__AIM__.
Type out all the records word for word. Any pictures are to be left out.

(Excerpts from a figure dataset)
## begin

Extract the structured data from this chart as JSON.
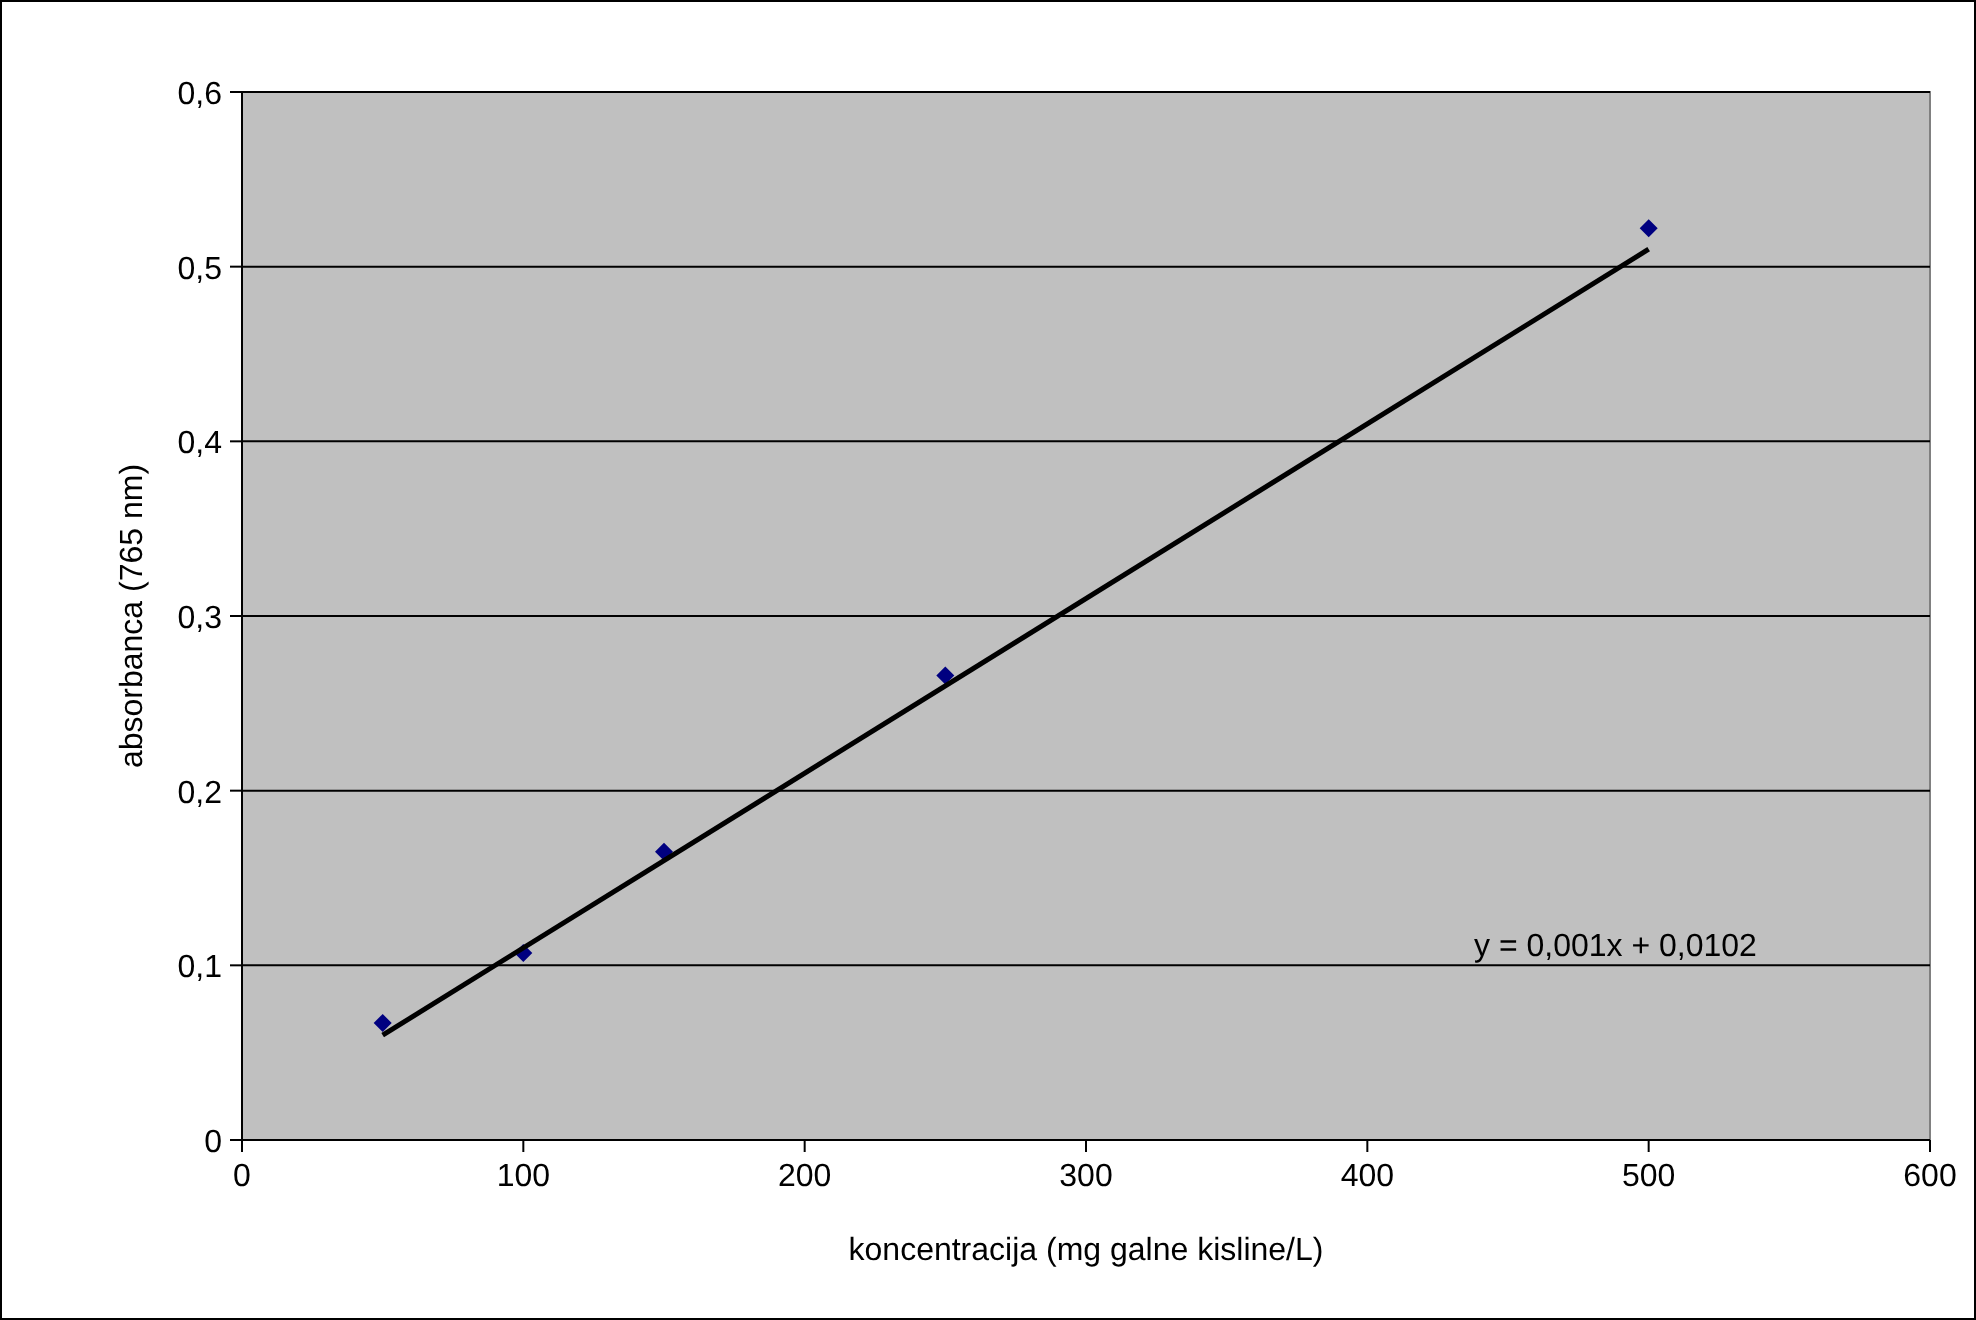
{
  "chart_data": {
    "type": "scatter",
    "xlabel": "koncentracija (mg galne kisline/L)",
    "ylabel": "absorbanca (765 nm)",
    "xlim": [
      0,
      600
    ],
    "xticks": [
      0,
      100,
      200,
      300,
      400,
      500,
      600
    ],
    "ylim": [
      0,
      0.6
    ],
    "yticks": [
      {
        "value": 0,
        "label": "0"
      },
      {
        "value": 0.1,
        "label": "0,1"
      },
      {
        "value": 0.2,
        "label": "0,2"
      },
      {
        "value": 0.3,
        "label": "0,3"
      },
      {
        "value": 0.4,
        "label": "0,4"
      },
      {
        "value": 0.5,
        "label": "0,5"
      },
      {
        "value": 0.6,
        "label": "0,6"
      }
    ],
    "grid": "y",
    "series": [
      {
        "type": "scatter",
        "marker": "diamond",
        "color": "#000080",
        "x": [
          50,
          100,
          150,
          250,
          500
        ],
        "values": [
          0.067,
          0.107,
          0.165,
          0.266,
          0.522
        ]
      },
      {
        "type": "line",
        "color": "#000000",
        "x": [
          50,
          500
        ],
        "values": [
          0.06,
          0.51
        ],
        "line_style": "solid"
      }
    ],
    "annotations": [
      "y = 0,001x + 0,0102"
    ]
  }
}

## end

__THE SOLUTION__.
Extract the structured data from this chart as JSON.
{
  "chart_data": {
    "type": "scatter",
    "xlabel": "koncentracija (mg galne kisline/L)",
    "ylabel": "absorbanca (765 nm)",
    "xlim": [
      0,
      600
    ],
    "xticks": [
      0,
      100,
      200,
      300,
      400,
      500,
      600
    ],
    "ylim": [
      0,
      0.6
    ],
    "yticks": [
      {
        "value": 0,
        "label": "0"
      },
      {
        "value": 0.1,
        "label": "0,1"
      },
      {
        "value": 0.2,
        "label": "0,2"
      },
      {
        "value": 0.3,
        "label": "0,3"
      },
      {
        "value": 0.4,
        "label": "0,4"
      },
      {
        "value": 0.5,
        "label": "0,5"
      },
      {
        "value": 0.6,
        "label": "0,6"
      }
    ],
    "grid": "y",
    "series": [
      {
        "type": "scatter",
        "marker": "diamond",
        "color": "#000080",
        "x": [
          50,
          100,
          150,
          250,
          500
        ],
        "values": [
          0.067,
          0.107,
          0.165,
          0.266,
          0.522
        ]
      },
      {
        "type": "line",
        "color": "#000000",
        "x": [
          50,
          500
        ],
        "values": [
          0.06,
          0.51
        ],
        "line_style": "solid"
      }
    ],
    "annotations": [
      "y = 0,001x + 0,0102"
    ]
  }
}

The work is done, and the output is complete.